### Extracted entries:

__________________________________________________

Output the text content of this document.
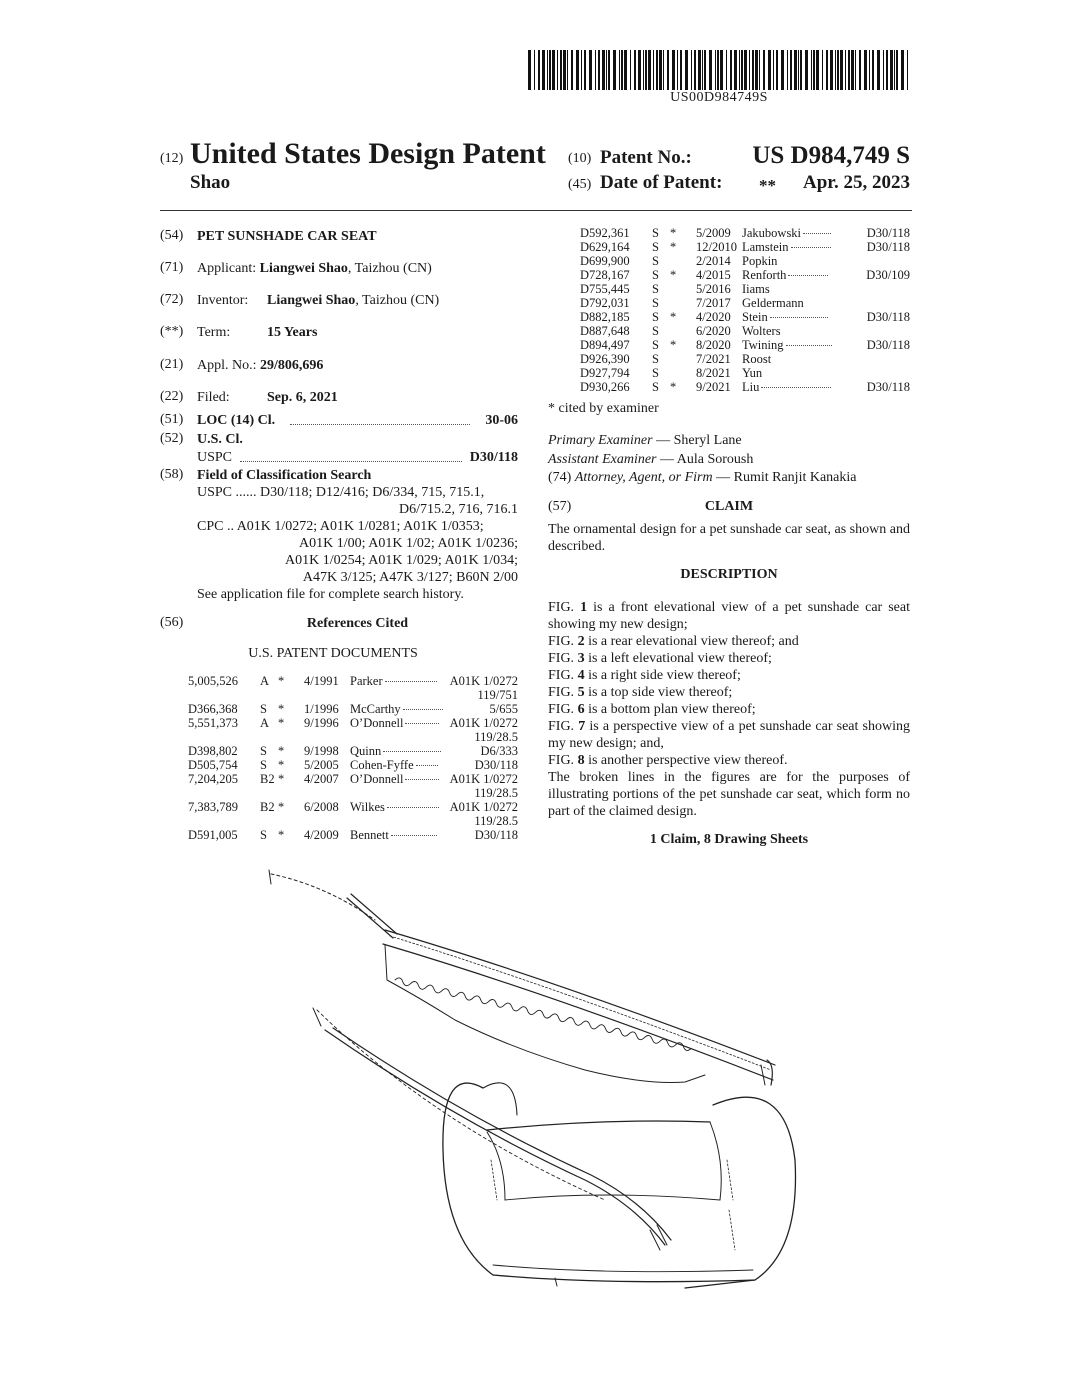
US00D984749S
(12) United States Design Patent
Shao
(10) Patent No.:	US D984,749 S
(45) Date of Patent: **	Apr. 25, 2023
(54) PET SUNSHADE CAR SEAT
(71) Applicant: Liangwei Shao, Taizhou (CN)
(72) Inventor: Liangwei Shao, Taizhou (CN)
(**) Term:	15 Years
(21) Appl. No.: 29/806,696
(22) Filed:	Sep. 6, 2021
(51) LOC (14) Cl.	30-06
(52) U.S. Cl.
USPC	D30/118
(58) Field of Classification Search
USPC ...... D30/118; D12/416; D6/334, 715, 715.1,
D6/715.2, 716, 716.1
CPC .. A01K 1/0272; A01K 1/0281; A01K 1/0353;
A01K 1/00; A01K 1/02; A01K 1/0236;
A01K 1/0254; A01K 1/029; A01K 1/034;
A47K 3/125; A47K 3/127; B60N 2/00
See application file for complete search history.
(56)	References Cited
U.S. PATENT DOCUMENTS
5,005,526	A	*	4/1991	Parker	A01K 1/0272
119/751					
D366,368	S	*	1/1996	McCarthy	5/655
5,551,373	A	*	9/1996	O’Donnell	A01K 1/0272
119/28.5					
D398,802	S	*	9/1998	Quinn	D6/333
D505,754	S	*	5/2005	Cohen-Fyffe	D30/118
7,204,205	B2	*	4/2007	O’Donnell	A01K 1/0272
119/28.5					
7,383,789	B2	*	6/2008	Wilkes	A01K 1/0272
119/28.5					
D591,005	S	*	4/2009	Bennett	D30/118
D592,361	S	*	5/2009	Jakubowski	D30/118
D629,164	S	*	12/2010	Lamstein	D30/118
D699,900	S		2/2014	Popkin	
D728,167	S	*	4/2015	Renforth	D30/109
D755,445	S		5/2016	Iiams	
D792,031	S		7/2017	Geldermann	
D882,185	S	*	4/2020	Stein	D30/118
D887,648	S		6/2020	Wolters	
D894,497	S	*	8/2020	Twining	D30/118
D926,390	S		7/2021	Roost	
D927,794	S		8/2021	Yun	
D930,266	S	*	9/2021	Liu	D30/118
* cited by examiner
Primary Examiner — Sheryl Lane
Assistant Examiner — Aula Soroush
(74) Attorney, Agent, or Firm — Rumit Ranjit Kanakia
(57)	CLAIM
The ornamental design for a pet sunshade car seat, as shown and described.
DESCRIPTION

FIG. 1 is a front elevational view of a pet sunshade car seat showing my new design;

FIG. 2 is a rear elevational view thereof; and

FIG. 3 is a left elevational view thereof;

FIG. 4 is a right side view thereof;

FIG. 5 is a top side view thereof;

FIG. 6 is a bottom plan view thereof;

FIG. 7 is a perspective view of a pet sunshade car seat showing my new design; and,

FIG. 8 is another perspective view thereof.

The broken lines in the figures are for the purposes of illustrating portions of the pet sunshade car seat, which form no part of the claimed design.

1 Claim, 8 Drawing Sheets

__________________________________________________

### Your task:
Leave every image out, and retype the material exactly.

### Response to the task:
Output the text content of this document.
US00D984749S
(12) United States Design Patent
Shao
(10) Patent No.:	US D984,749 S
(45) Date of Patent: **	Apr. 25, 2023
(54) PET SUNSHADE CAR SEAT
(71) Applicant: Liangwei Shao, Taizhou (CN)
(72) Inventor: Liangwei Shao, Taizhou (CN)
(**) Term:	15 Years
(21) Appl. No.: 29/806,696
(22) Filed:	Sep. 6, 2021
(51) LOC (14) Cl.	30-06
(52) U.S. Cl.
USPC	D30/118
(58) Field of Classification Search
USPC ...... D30/118; D12/416; D6/334, 715, 715.1,
D6/715.2, 716, 716.1
CPC .. A01K 1/0272; A01K 1/0281; A01K 1/0353;
A01K 1/00; A01K 1/02; A01K 1/0236;
A01K 1/0254; A01K 1/029; A01K 1/034;
A47K 3/125; A47K 3/127; B60N 2/00
See application file for complete search history.
(56)	References Cited
U.S. PATENT DOCUMENTS
5,005,526	A	*	4/1991	Parker	A01K 1/0272
119/751					
D366,368	S	*	1/1996	McCarthy	5/655
5,551,373	A	*	9/1996	O’Donnell	A01K 1/0272
119/28.5					
D398,802	S	*	9/1998	Quinn	D6/333
D505,754	S	*	5/2005	Cohen-Fyffe	D30/118
7,204,205	B2	*	4/2007	O’Donnell	A01K 1/0272
119/28.5					
7,383,789	B2	*	6/2008	Wilkes	A01K 1/0272
119/28.5					
D591,005	S	*	4/2009	Bennett	D30/118
D592,361	S	*	5/2009	Jakubowski	D30/118
D629,164	S	*	12/2010	Lamstein	D30/118
D699,900	S		2/2014	Popkin	
D728,167	S	*	4/2015	Renforth	D30/109
D755,445	S		5/2016	Iiams	
D792,031	S		7/2017	Geldermann	
D882,185	S	*	4/2020	Stein	D30/118
D887,648	S		6/2020	Wolters	
D894,497	S	*	8/2020	Twining	D30/118
D926,390	S		7/2021	Roost	
D927,794	S		8/2021	Yun	
D930,266	S	*	9/2021	Liu	D30/118
* cited by examiner
Primary Examiner — Sheryl Lane
Assistant Examiner — Aula Soroush
(74) Attorney, Agent, or Firm — Rumit Ranjit Kanakia
(57)	CLAIM
The ornamental design for a pet sunshade car seat, as shown and described.
DESCRIPTION

FIG. 1 is a front elevational view of a pet sunshade car seat showing my new design;

FIG. 2 is a rear elevational view thereof; and

FIG. 3 is a left elevational view thereof;

FIG. 4 is a right side view thereof;

FIG. 5 is a top side view thereof;

FIG. 6 is a bottom plan view thereof;

FIG. 7 is a perspective view of a pet sunshade car seat showing my new design; and,

FIG. 8 is another perspective view thereof.

The broken lines in the figures are for the purposes of illustrating portions of the pet sunshade car seat, which form no part of the claimed design.

1 Claim, 8 Drawing Sheets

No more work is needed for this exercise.